**AIM**
Every line that contains the word "document" should be copied.

[Records from a data collection]

________________

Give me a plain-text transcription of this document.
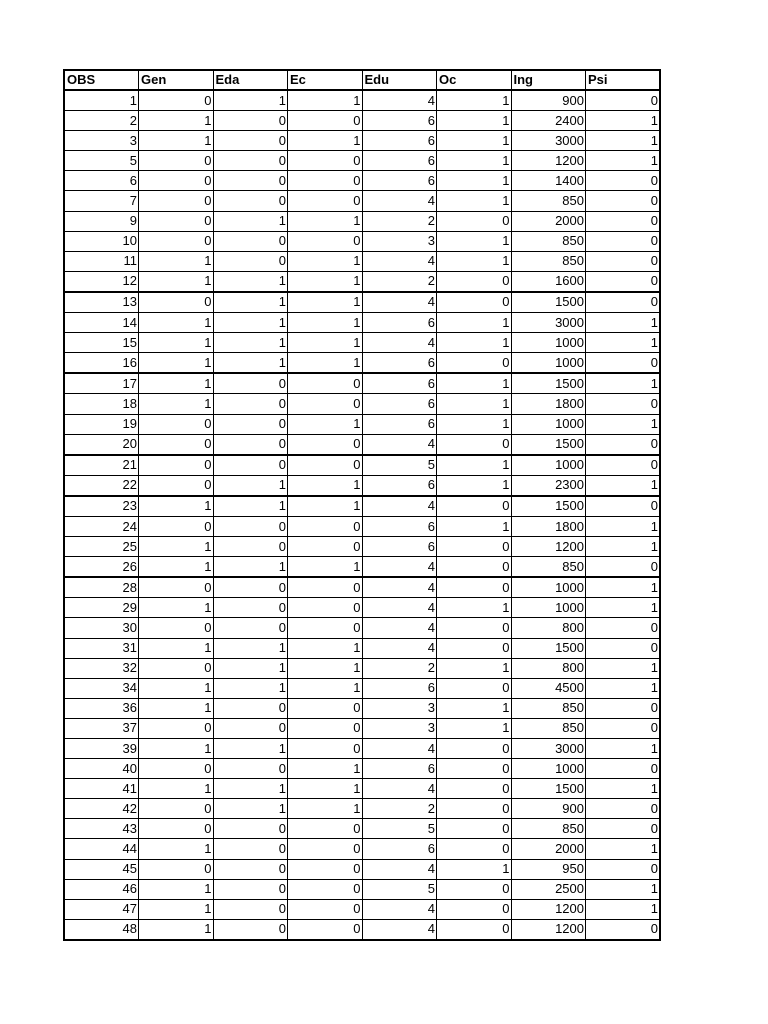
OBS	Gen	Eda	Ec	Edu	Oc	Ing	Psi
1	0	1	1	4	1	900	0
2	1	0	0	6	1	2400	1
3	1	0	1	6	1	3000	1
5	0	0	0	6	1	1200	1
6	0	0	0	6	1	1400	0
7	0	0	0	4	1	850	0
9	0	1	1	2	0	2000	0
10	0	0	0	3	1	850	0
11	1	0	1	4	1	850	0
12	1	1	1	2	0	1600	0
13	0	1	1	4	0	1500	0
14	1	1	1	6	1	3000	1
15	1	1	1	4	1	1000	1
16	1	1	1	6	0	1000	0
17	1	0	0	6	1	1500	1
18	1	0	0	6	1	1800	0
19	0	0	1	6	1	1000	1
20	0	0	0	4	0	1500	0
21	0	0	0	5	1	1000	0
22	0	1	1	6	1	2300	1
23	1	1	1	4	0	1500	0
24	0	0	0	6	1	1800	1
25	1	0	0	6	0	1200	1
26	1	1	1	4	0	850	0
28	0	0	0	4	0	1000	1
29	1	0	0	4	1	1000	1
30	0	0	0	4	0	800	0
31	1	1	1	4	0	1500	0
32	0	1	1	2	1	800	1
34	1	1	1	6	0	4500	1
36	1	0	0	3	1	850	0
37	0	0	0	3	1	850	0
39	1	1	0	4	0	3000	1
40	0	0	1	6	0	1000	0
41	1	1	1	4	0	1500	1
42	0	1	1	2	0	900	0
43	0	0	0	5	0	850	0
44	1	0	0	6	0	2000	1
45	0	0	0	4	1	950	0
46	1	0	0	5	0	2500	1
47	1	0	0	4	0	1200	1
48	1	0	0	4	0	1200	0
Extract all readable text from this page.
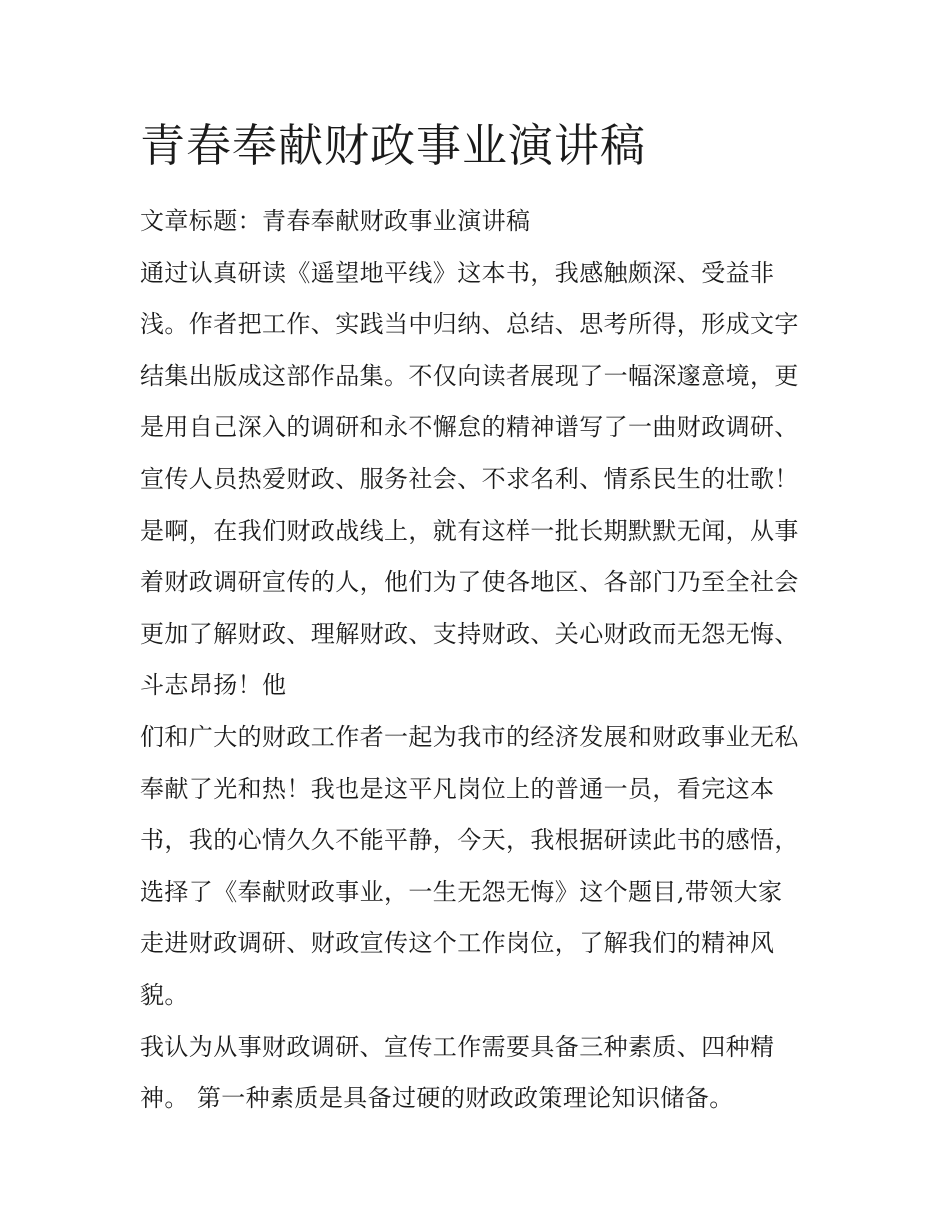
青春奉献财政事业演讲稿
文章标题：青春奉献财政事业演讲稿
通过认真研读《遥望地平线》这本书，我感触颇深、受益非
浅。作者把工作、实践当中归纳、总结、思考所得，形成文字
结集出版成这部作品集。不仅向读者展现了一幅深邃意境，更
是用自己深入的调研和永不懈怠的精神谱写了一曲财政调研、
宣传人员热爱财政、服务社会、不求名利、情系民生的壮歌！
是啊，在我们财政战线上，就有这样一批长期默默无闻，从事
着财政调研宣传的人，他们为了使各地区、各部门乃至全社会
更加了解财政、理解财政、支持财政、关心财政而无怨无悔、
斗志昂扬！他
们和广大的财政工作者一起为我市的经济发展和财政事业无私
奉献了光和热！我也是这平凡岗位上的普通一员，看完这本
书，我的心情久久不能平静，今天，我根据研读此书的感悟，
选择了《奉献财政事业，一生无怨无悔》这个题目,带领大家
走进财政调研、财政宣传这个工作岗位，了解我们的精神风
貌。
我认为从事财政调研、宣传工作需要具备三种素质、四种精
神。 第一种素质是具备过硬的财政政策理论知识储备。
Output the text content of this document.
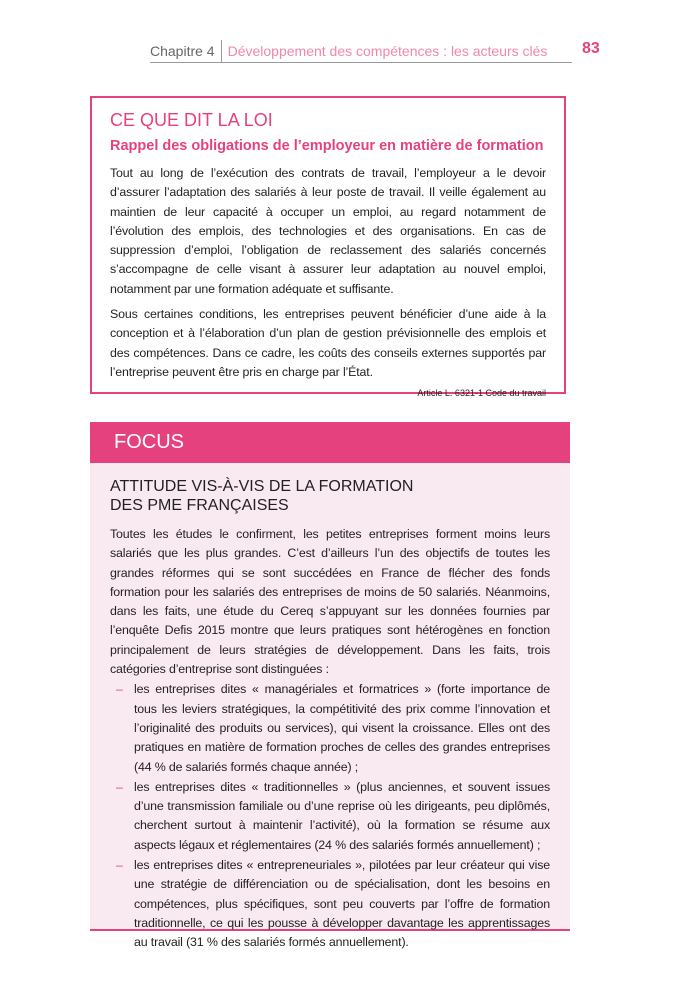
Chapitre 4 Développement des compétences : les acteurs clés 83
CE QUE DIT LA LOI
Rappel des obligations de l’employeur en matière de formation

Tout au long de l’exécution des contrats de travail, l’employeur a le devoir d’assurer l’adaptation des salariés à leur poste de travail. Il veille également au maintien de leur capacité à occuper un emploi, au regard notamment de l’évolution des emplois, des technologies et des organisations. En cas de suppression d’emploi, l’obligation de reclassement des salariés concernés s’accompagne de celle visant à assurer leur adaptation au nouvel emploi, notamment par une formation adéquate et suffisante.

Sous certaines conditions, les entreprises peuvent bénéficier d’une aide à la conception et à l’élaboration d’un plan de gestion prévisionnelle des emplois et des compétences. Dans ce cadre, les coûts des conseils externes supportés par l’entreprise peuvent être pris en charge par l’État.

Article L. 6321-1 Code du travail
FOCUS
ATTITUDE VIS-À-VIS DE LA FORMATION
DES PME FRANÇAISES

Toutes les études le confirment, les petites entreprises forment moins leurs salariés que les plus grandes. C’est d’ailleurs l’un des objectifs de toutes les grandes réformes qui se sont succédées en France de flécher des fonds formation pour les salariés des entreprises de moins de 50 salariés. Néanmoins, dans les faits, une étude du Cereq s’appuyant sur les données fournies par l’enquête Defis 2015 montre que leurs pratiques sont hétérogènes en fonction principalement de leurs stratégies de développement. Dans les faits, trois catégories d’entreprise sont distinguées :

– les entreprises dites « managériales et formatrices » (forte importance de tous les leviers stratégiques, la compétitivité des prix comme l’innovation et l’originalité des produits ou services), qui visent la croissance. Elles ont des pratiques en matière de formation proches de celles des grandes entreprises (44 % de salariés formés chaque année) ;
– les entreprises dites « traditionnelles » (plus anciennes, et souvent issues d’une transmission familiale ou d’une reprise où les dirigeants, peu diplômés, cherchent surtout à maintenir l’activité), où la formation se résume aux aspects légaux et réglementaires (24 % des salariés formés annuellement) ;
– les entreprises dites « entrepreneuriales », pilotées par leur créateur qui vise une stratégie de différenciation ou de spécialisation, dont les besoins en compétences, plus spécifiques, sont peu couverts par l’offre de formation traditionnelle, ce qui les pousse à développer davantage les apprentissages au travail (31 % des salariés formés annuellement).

________________

**RIGHT ANSWER**
Give me a plain-text transcription of this document.
Output the text content of this document.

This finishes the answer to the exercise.